** BEGIN **

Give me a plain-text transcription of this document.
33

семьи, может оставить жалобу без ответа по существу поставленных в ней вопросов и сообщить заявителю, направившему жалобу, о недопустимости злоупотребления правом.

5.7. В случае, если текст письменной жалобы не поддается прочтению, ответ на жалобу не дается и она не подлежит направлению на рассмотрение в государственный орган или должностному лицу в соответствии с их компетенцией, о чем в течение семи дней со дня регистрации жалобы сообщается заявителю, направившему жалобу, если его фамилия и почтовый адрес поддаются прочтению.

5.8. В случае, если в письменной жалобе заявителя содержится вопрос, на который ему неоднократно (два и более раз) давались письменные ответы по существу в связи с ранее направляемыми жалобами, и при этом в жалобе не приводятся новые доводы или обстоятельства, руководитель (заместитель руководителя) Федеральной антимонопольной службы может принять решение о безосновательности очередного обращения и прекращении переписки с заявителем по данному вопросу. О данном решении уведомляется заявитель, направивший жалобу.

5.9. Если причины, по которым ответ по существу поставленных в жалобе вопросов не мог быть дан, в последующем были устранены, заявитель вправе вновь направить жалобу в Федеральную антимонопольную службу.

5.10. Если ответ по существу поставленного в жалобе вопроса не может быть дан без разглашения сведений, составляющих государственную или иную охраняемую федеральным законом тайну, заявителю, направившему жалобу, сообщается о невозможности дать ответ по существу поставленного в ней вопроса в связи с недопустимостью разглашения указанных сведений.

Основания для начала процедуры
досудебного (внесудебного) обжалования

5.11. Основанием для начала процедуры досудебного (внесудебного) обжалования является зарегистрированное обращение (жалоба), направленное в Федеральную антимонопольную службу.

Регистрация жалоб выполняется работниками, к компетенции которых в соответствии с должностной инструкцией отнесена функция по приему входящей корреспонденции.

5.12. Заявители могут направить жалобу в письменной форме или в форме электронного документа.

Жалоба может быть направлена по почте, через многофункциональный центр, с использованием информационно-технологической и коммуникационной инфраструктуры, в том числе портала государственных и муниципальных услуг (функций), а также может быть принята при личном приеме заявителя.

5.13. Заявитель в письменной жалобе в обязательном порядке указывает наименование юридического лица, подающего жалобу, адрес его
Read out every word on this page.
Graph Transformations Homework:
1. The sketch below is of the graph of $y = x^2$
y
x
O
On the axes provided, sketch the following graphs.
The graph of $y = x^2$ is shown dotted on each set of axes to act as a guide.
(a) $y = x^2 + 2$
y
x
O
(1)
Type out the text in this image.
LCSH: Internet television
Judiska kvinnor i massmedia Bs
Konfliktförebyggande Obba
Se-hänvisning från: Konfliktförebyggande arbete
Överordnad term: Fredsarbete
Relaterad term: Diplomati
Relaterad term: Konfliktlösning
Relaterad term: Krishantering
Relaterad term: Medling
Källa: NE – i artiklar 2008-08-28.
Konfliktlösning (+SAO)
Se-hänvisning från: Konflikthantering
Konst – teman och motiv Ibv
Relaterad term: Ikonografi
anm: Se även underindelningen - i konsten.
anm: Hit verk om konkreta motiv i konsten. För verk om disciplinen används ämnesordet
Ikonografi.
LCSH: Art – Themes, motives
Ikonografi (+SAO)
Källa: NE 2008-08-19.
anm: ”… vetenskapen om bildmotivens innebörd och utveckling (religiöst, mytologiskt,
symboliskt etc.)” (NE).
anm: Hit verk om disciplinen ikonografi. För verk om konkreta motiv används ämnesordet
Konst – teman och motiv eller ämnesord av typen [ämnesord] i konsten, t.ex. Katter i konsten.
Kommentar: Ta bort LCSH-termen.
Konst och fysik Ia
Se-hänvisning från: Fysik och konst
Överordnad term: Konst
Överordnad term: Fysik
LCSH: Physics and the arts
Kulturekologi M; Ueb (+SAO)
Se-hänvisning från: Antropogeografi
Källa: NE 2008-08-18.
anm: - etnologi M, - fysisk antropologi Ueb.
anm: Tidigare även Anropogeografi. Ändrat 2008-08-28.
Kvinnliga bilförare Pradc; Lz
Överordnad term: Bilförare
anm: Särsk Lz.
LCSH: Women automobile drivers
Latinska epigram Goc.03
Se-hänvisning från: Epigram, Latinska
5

** END **

* Problem: Leave out every line without the string "Överordnad" and copy the rest.

* Solution:
Överordnad term: Fredsarbete
Överordnad term: Konst
Överordnad term: Fysik
Överordnad term: Bilförare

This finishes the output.